** Begin Records for the exercise **

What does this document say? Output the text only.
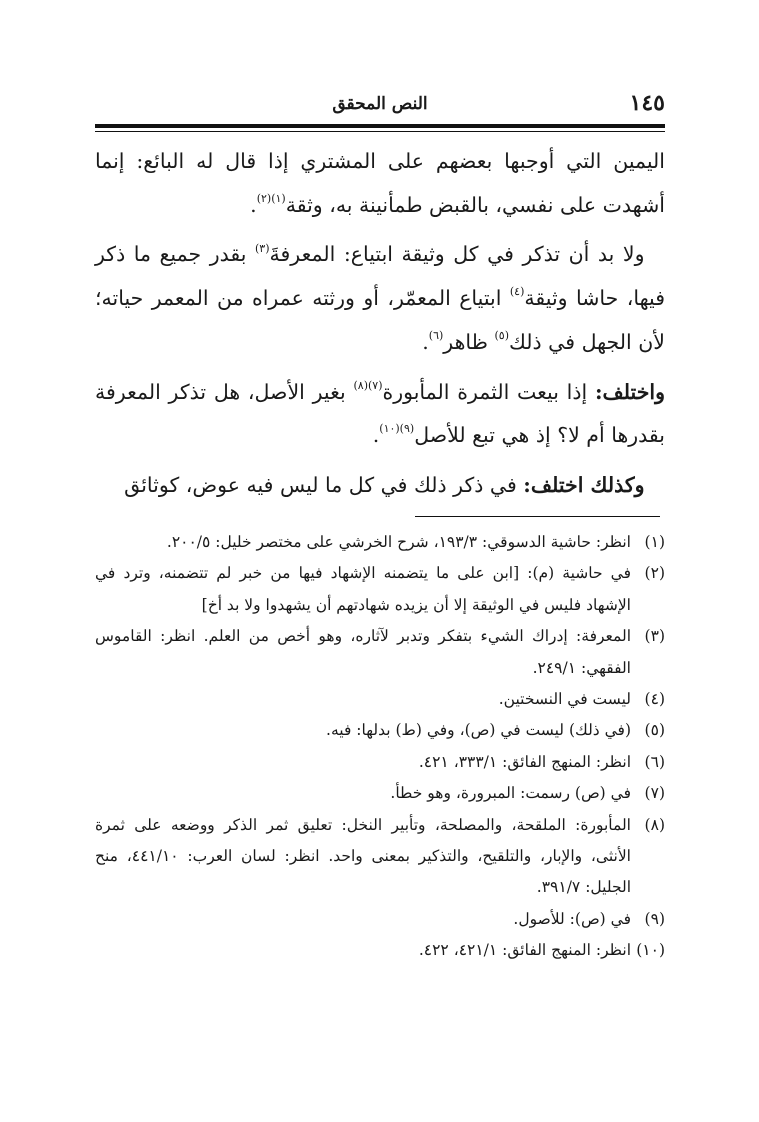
١٤٥
النص المحقق

اليمين التي أوجبها بعضهم على المشتري إذا قال له البائع: إنما أشهدت على نفسي، بالقبض طمأنينة به، وثقة$^{(١)(٢)}$.

 ولا بد أن تذكر في كل وثيقة ابتياع: المعرفةَ$^{(٣)}$ بقدر جميع ما ذكر فيها، حاشا وثيقة$^{(٤)}$ ابتياع المعمّر، أو ورثته عمراه من المعمر حياته؛ لأن الجهل في ذلك$^{(٥)}$ ظاهر$^{(٦)}$.

واختلف: إذا بيعت الثمرة المأبورة$^{(٧)(٨)}$ بغير الأصل، هل تذكر المعرفة بقدرها أم لا؟ إذ هي تبع للأصل$^{(٩)(١٠)}$.

 وكذلك اختلف: في ذكر ذلك في كل ما ليس فيه عوض، كوثائق

(١)انظر: حاشية الدسوقي: ١٩٣/٣، شرح الخرشي على مختصر خليل: ٢٠٠/٥.

(٢)في حاشية (م): [ابن على ما يتضمنه الإشهاد فيها من خبر لم تتضمنه، وترد في الإشهاد فليس في الوثيقة إلا أن يزيده شهادتهم أن يشهدوا ولا بد أخ]

(٣)المعرفة: إدراك الشيء بتفكر وتدبر لآثاره، وهو أخص من العلم. انظر: القاموس الفقهي: ٢٤٩/١.

(٤)ليست في النسختين.

(٥)(في ذلك) ليست في (ص)، وفي (ط) بدلها: فيه.

(٦)انظر: المنهج الفائق: ٣٣٣/١، ٤٢١.

(٧)في (ص) رسمت: المبرورة، وهو خطأ.

(٨)المأبورة: الملقحة، والمصلحة، وتأبير النخل: تعليق ثمر الذكر ووضعه على ثمرة الأنثى، والإبار، والتلقيح، والتذكير بمعنى واحد. انظر: لسان العرب: ٤٤١/١٠، منح الجليل: ٣٩١/٧.

(٩)في (ص): للأصول.

(١٠)انظر: المنهج الفائق: ٤٢١/١، ٤٢٢.
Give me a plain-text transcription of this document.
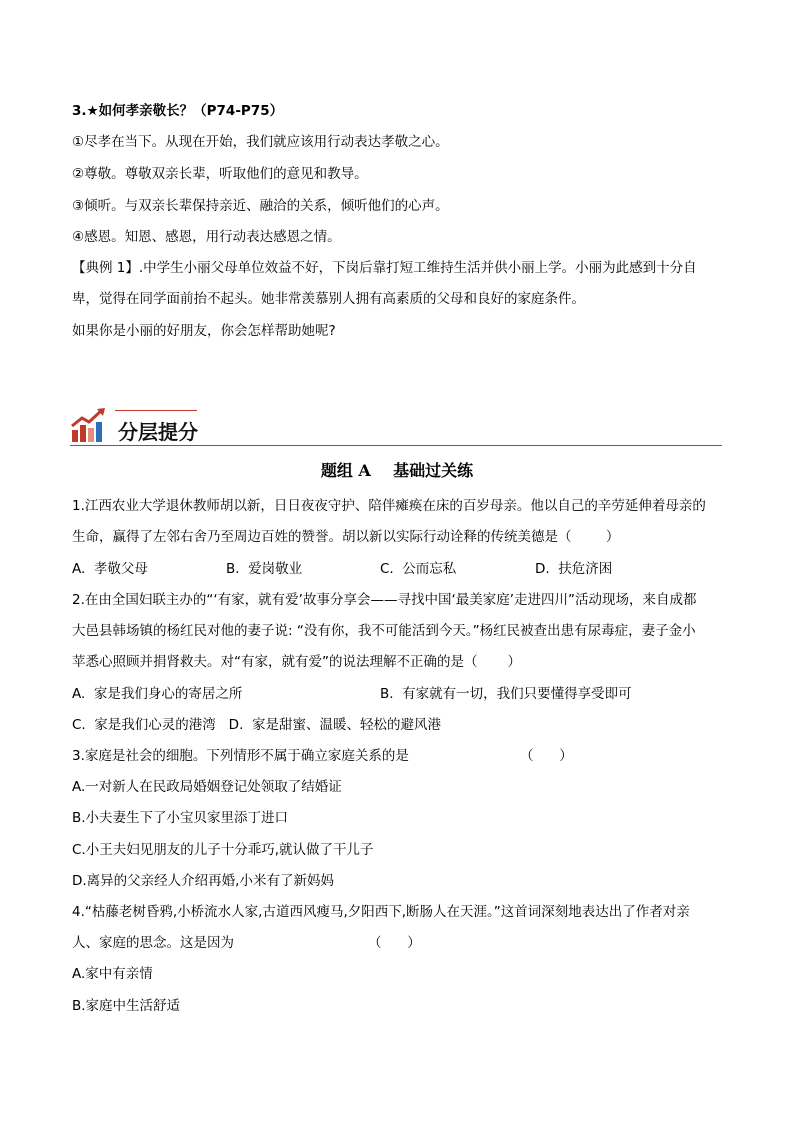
3.★如何孝亲敬长？（P74-P75）
①尽孝在当下。从现在开始，我们就应该用行动表达孝敬之心。
②尊敬。尊敬双亲长辈，听取他们的意见和教导。
③倾听。与双亲长辈保持亲近、融洽的关系，倾听他们的心声。
④感恩。知恩、感恩，用行动表达感恩之情。
【典例 1】.中学生小丽父母单位效益不好，下岗后靠打短工维持生活并供小丽上学。小丽为此感到十分自
卑，觉得在同学面前抬不起头。她非常羡慕别人拥有高素质的父母和良好的家庭条件。
如果你是小丽的好朋友，你会怎样帮助她呢?
分层提分
题组 A    基础过关练
1.江西农业大学退休教师胡以新，日日夜夜守护、陪伴瘫痪在床的百岁母亲。他以自己的辛劳延伸着母亲的
生命，赢得了左邻右舍乃至周边百姓的赞誉。胡以新以实际行动诠释的传统美德是（        ）
A.  孝敬父母	B.  爱岗敬业	C.  公而忘私	D.  扶危济困
2.在由全国妇联主办的“‘有家，就有爱’故事分享会——寻找中国‘最美家庭’走进四川”活动现场，来自成都
大邑县韩场镇的杨红民对他的妻子说: “没有你，我不可能活到今天。”杨红民被查出患有尿毒症，妻子金小
苹悉心照顾并捐肾救夫。对“有家，就有爱”的说法理解不正确的是（       ）
A.  家是我们身心的寄居之所	B.  有家就有一切，我们只要懂得享受即可
C.  家是我们心灵的港湾   D.  家是甜蜜、温暖、轻松的避风港
3.家庭是社会的细胞。下列情形不属于确立家庭关系的是	（      ）
A.一对新人在民政局婚姻登记处领取了结婚证
B.小夫妻生下了小宝贝家里添丁进口
C.小王夫妇见朋友的儿子十分乖巧,就认做了干儿子
D.离异的父亲经人介绍再婚,小米有了新妈妈
4.“枯藤老树昏鸦,小桥流水人家,古道西风瘦马,夕阳西下,断肠人在天涯。”这首词深刻地表达出了作者对亲
人、家庭的思念。这是因为	（      ）
A.家中有亲情
B.家庭中生活舒适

** End Records for the exercise **

# Aim
Please repeat the entries exactly. Do not include the pictures.

# Answer for the task
What does this document say? Output the text only.
١٤٥
النص المحقق

اليمين التي أوجبها بعضهم على المشتري إذا قال له البائع: إنما أشهدت على نفسي، بالقبض طمأنينة به، وثقة$^{(١)(٢)}$.

 ولا بد أن تذكر في كل وثيقة ابتياع: المعرفةَ$^{(٣)}$ بقدر جميع ما ذكر فيها، حاشا وثيقة$^{(٤)}$ ابتياع المعمّر، أو ورثته عمراه من المعمر حياته؛ لأن الجهل في ذلك$^{(٥)}$ ظاهر$^{(٦)}$.

واختلف: إذا بيعت الثمرة المأبورة$^{(٧)(٨)}$ بغير الأصل، هل تذكر المعرفة بقدرها أم لا؟ إذ هي تبع للأصل$^{(٩)(١٠)}$.

 وكذلك اختلف: في ذكر ذلك في كل ما ليس فيه عوض، كوثائق

(١)انظر: حاشية الدسوقي: ١٩٣/٣، شرح الخرشي على مختصر خليل: ٢٠٠/٥.

(٢)في حاشية (م): [ابن على ما يتضمنه الإشهاد فيها من خبر لم تتضمنه، وترد في الإشهاد فليس في الوثيقة إلا أن يزيده شهادتهم أن يشهدوا ولا بد أخ]

(٣)المعرفة: إدراك الشيء بتفكر وتدبر لآثاره، وهو أخص من العلم. انظر: القاموس الفقهي: ٢٤٩/١.

(٤)ليست في النسختين.

(٥)(في ذلك) ليست في (ص)، وفي (ط) بدلها: فيه.

(٦)انظر: المنهج الفائق: ٣٣٣/١، ٤٢١.

(٧)في (ص) رسمت: المبرورة، وهو خطأ.

(٨)المأبورة: الملقحة، والمصلحة، وتأبير النخل: تعليق ثمر الذكر ووضعه على ثمرة الأنثى، والإبار، والتلقيح، والتذكير بمعنى واحد. انظر: لسان العرب: ٤٤١/١٠، منح الجليل: ٣٩١/٧.

(٩)في (ص): للأصول.

(١٠)انظر: المنهج الفائق: ٤٢١/١، ٤٢٢.
Give me a plain-text transcription of this document.
3.★如何孝亲敬长？（P74-P75）
①尽孝在当下。从现在开始，我们就应该用行动表达孝敬之心。
②尊敬。尊敬双亲长辈，听取他们的意见和教导。
③倾听。与双亲长辈保持亲近、融洽的关系，倾听他们的心声。
④感恩。知恩、感恩，用行动表达感恩之情。
【典例 1】.中学生小丽父母单位效益不好，下岗后靠打短工维持生活并供小丽上学。小丽为此感到十分自
卑，觉得在同学面前抬不起头。她非常羡慕别人拥有高素质的父母和良好的家庭条件。
如果你是小丽的好朋友，你会怎样帮助她呢?
分层提分
题组 A    基础过关练
1.江西农业大学退休教师胡以新，日日夜夜守护、陪伴瘫痪在床的百岁母亲。他以自己的辛劳延伸着母亲的
生命，赢得了左邻右舍乃至周边百姓的赞誉。胡以新以实际行动诠释的传统美德是（        ）
A.  孝敬父母	B.  爱岗敬业	C.  公而忘私	D.  扶危济困
2.在由全国妇联主办的“‘有家，就有爱’故事分享会——寻找中国‘最美家庭’走进四川”活动现场，来自成都
大邑县韩场镇的杨红民对他的妻子说: “没有你，我不可能活到今天。”杨红民被查出患有尿毒症，妻子金小
苹悉心照顾并捐肾救夫。对“有家，就有爱”的说法理解不正确的是（       ）
A.  家是我们身心的寄居之所	B.  有家就有一切，我们只要懂得享受即可
C.  家是我们心灵的港湾   D.  家是甜蜜、温暖、轻松的避风港
3.家庭是社会的细胞。下列情形不属于确立家庭关系的是	（      ）
A.一对新人在民政局婚姻登记处领取了结婚证
B.小夫妻生下了小宝贝家里添丁进口
C.小王夫妇见朋友的儿子十分乖巧,就认做了干儿子
D.离异的父亲经人介绍再婚,小米有了新妈妈
4.“枯藤老树昏鸦,小桥流水人家,古道西风瘦马,夕阳西下,断肠人在天涯。”这首词深刻地表达出了作者对亲
人、家庭的思念。这是因为	（      ）
A.家中有亲情
B.家庭中生活舒适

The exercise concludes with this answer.